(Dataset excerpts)
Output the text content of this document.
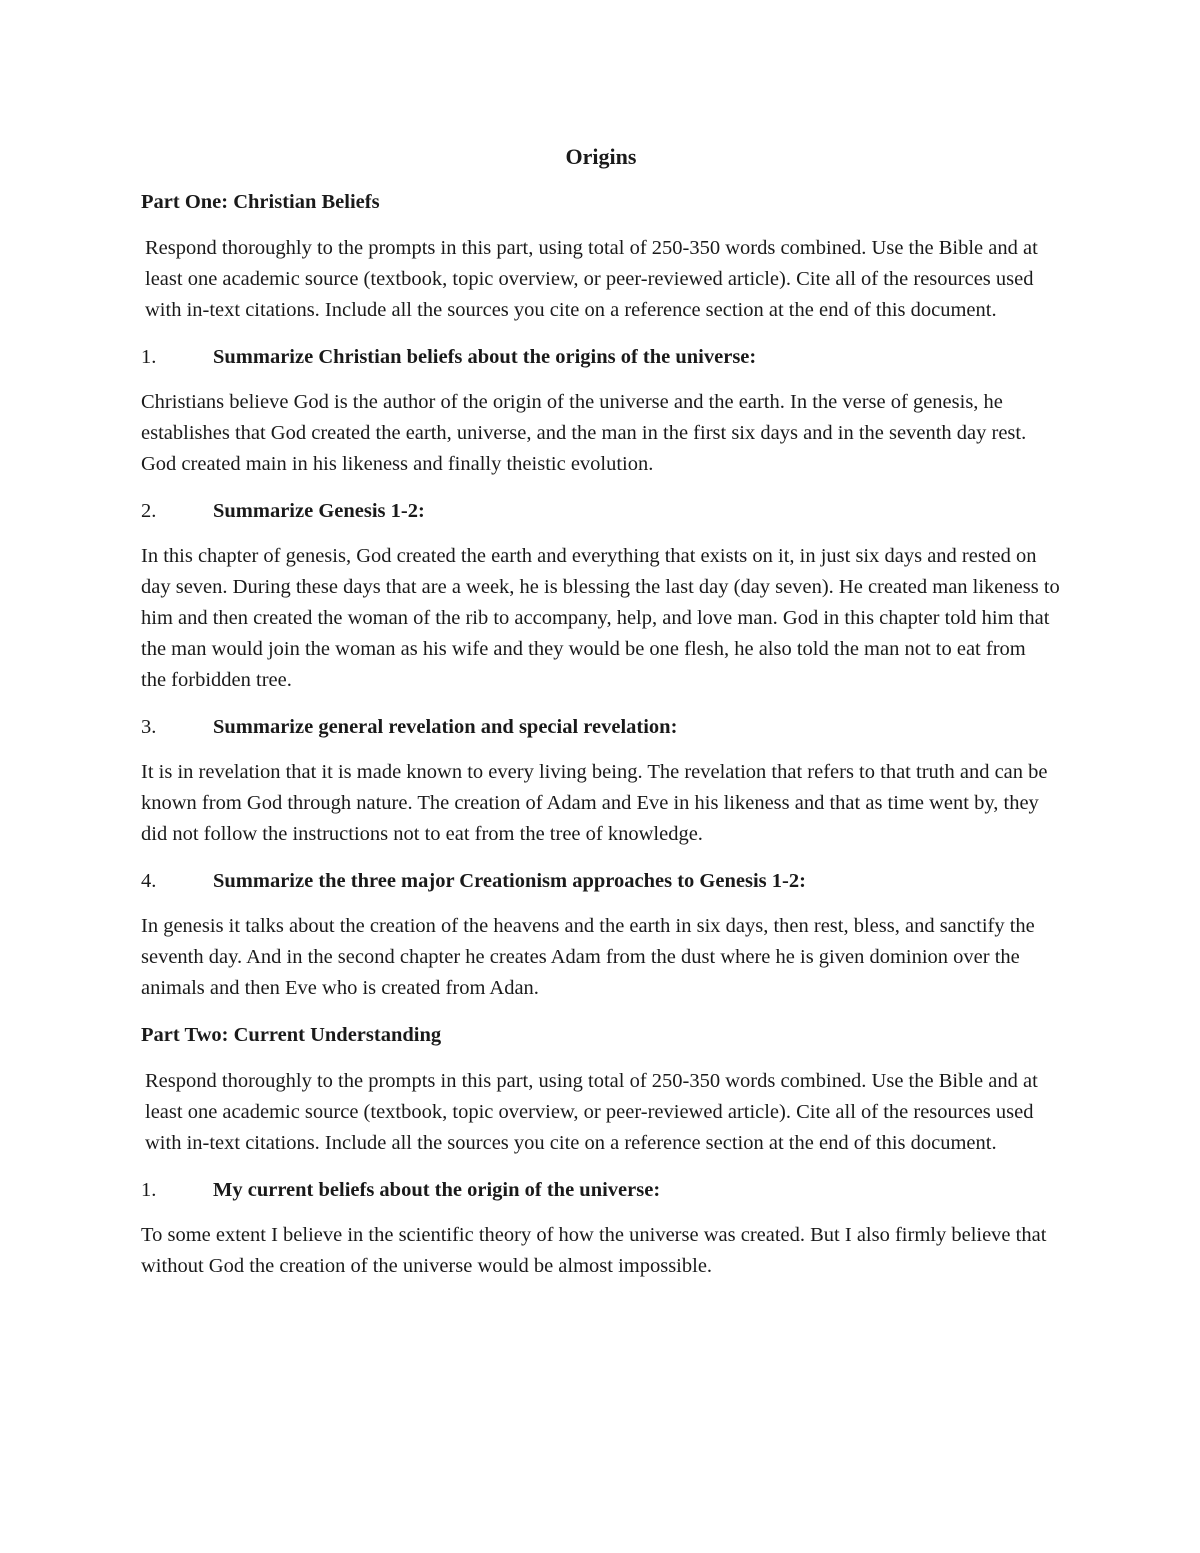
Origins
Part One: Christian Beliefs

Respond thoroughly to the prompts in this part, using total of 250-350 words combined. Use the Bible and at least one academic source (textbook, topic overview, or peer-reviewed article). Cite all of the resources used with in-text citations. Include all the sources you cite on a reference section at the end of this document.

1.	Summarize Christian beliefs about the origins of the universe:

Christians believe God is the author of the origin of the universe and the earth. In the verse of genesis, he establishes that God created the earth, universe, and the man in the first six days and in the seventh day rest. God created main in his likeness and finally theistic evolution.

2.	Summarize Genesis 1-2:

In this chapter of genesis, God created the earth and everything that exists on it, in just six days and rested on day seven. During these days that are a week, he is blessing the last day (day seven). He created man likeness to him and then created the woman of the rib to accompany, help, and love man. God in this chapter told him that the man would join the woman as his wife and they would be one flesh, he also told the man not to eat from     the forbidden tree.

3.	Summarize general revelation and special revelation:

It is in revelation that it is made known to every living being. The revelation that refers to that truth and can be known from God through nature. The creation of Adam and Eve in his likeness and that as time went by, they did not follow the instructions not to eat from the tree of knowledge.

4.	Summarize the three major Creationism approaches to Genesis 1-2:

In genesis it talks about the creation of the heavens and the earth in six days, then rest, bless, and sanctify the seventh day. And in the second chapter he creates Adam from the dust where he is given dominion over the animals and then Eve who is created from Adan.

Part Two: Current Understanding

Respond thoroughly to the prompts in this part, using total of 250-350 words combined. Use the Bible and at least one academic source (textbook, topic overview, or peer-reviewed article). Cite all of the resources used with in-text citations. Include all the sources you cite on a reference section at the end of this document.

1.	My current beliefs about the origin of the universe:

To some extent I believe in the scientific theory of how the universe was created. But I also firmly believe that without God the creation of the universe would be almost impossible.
--
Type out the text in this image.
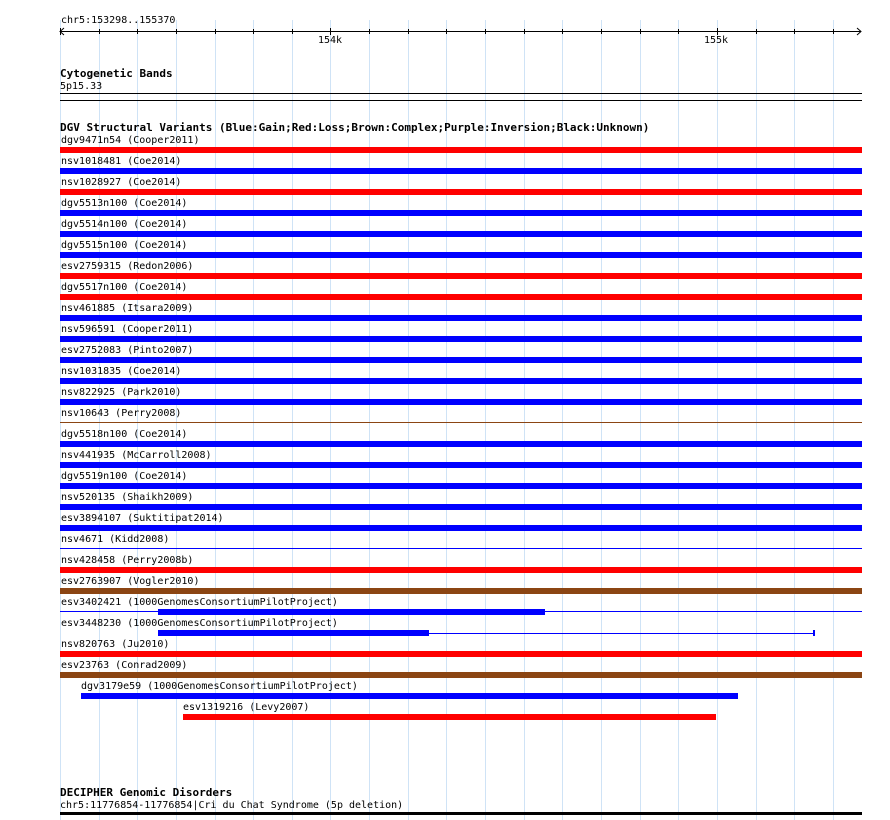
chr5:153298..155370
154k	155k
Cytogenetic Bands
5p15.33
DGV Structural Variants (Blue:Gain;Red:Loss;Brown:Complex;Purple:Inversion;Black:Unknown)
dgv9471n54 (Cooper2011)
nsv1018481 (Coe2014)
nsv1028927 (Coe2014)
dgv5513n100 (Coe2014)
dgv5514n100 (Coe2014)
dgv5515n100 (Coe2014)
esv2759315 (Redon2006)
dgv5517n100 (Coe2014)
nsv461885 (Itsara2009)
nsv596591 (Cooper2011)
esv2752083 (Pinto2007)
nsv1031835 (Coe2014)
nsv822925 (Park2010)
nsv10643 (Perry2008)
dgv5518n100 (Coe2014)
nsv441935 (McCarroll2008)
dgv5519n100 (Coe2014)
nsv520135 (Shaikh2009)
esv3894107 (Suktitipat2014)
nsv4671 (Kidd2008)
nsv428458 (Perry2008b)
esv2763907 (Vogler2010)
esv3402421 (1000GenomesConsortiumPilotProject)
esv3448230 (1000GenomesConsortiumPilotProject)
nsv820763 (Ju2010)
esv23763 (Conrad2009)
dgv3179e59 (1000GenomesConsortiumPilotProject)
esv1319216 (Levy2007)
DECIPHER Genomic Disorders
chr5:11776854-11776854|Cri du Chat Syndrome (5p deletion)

■ Brief
Give only how many lines above hold "revelation".

■ Written solution
2